**EXERCISE DESCRIPTION**
Using the data below, determine the number of lines that include the string "Calories". Write only that number.
# # #
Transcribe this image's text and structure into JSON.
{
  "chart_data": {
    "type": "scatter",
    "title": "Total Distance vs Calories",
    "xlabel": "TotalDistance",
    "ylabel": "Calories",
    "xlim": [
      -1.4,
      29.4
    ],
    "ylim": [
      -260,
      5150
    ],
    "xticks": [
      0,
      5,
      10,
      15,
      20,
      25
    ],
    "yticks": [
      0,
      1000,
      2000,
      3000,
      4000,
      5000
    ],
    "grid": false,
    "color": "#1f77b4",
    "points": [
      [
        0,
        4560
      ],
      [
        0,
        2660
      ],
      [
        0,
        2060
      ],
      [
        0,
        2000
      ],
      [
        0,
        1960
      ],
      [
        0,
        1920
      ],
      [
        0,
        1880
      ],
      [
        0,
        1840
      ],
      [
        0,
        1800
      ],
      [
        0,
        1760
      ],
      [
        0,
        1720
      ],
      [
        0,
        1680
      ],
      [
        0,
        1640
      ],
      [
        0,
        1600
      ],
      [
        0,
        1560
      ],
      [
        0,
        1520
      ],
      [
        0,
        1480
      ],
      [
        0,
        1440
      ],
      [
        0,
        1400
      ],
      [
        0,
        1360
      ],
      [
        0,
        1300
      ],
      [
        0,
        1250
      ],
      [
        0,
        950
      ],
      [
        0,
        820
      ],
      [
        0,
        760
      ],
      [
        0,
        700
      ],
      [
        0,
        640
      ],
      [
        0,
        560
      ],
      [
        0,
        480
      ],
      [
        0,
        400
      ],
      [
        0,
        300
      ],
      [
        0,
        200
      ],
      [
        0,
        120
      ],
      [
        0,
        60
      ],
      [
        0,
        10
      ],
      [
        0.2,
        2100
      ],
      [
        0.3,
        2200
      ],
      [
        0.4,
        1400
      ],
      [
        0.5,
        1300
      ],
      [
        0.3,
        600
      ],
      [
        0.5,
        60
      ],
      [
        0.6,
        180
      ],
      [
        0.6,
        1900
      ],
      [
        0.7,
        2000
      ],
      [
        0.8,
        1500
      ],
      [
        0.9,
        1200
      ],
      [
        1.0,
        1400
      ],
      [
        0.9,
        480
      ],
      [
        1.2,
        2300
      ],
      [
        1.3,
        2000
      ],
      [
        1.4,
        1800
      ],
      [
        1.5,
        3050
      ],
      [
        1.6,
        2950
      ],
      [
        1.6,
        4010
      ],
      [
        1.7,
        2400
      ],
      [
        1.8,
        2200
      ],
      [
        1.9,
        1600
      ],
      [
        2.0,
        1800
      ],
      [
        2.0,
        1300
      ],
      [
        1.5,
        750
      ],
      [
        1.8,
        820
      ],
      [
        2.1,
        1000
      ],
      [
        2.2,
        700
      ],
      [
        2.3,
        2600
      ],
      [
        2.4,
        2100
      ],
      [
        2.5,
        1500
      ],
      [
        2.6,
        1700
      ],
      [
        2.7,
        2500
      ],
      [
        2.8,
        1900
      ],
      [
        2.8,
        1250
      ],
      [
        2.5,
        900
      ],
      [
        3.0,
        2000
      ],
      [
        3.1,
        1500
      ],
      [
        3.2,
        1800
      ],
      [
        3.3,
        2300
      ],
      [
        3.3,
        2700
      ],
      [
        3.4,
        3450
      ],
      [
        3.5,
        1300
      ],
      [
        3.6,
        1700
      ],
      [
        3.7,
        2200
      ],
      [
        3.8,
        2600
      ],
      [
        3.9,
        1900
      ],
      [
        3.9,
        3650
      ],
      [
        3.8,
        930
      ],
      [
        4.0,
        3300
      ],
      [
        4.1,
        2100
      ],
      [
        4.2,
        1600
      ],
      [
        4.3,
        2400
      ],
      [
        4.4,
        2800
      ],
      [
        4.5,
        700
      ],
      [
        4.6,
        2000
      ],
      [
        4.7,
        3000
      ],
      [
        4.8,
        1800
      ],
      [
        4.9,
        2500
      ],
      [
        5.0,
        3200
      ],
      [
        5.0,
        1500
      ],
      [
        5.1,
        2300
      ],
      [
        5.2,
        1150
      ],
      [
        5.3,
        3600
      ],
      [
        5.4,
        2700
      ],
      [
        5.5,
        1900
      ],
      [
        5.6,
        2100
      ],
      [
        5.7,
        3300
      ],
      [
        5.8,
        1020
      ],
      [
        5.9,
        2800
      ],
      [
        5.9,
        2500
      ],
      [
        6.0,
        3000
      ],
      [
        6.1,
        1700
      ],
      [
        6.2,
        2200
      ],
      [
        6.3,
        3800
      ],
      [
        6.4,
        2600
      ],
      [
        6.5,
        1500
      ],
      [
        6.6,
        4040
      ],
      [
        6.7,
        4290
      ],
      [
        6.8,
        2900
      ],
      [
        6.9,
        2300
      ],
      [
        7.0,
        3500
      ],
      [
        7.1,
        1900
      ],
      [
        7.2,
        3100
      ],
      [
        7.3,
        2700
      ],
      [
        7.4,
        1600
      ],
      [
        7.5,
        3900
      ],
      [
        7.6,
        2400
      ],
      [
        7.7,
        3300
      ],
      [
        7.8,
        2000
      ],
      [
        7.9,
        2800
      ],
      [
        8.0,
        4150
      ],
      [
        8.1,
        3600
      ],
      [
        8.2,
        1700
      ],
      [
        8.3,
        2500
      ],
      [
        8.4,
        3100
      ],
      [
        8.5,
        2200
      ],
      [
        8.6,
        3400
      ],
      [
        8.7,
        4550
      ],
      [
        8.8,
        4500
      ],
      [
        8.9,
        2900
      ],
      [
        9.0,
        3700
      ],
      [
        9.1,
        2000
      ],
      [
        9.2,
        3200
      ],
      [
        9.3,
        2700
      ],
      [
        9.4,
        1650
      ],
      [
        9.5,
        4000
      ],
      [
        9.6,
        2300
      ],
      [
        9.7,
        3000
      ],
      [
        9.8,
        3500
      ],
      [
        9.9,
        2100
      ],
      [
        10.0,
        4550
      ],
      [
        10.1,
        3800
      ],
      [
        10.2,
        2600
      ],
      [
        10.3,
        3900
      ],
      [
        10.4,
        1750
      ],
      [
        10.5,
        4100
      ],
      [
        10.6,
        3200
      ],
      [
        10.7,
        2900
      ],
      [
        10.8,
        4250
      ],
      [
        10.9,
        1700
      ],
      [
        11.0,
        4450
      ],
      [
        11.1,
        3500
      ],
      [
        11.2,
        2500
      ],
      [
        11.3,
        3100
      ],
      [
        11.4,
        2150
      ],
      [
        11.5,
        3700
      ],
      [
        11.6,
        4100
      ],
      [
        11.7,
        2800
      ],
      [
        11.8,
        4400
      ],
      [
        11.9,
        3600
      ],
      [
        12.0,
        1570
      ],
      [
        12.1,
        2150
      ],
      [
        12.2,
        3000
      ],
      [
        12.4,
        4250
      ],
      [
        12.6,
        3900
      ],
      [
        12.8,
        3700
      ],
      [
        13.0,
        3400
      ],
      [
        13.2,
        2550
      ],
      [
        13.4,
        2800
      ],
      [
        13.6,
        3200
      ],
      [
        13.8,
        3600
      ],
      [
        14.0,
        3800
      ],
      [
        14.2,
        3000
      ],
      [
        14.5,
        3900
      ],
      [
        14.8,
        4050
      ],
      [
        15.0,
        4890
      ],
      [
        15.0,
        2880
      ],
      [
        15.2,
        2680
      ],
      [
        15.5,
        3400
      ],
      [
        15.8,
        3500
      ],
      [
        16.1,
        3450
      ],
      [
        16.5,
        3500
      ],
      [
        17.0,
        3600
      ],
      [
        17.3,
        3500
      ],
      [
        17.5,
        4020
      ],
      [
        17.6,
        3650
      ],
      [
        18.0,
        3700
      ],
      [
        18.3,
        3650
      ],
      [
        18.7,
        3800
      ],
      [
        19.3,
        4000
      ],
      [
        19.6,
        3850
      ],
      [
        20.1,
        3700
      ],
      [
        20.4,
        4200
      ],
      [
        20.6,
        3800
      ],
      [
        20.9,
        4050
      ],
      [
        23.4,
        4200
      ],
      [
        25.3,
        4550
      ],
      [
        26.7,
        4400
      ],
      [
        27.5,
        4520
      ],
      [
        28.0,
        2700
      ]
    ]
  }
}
# # #
**TASK RESPONSE**
2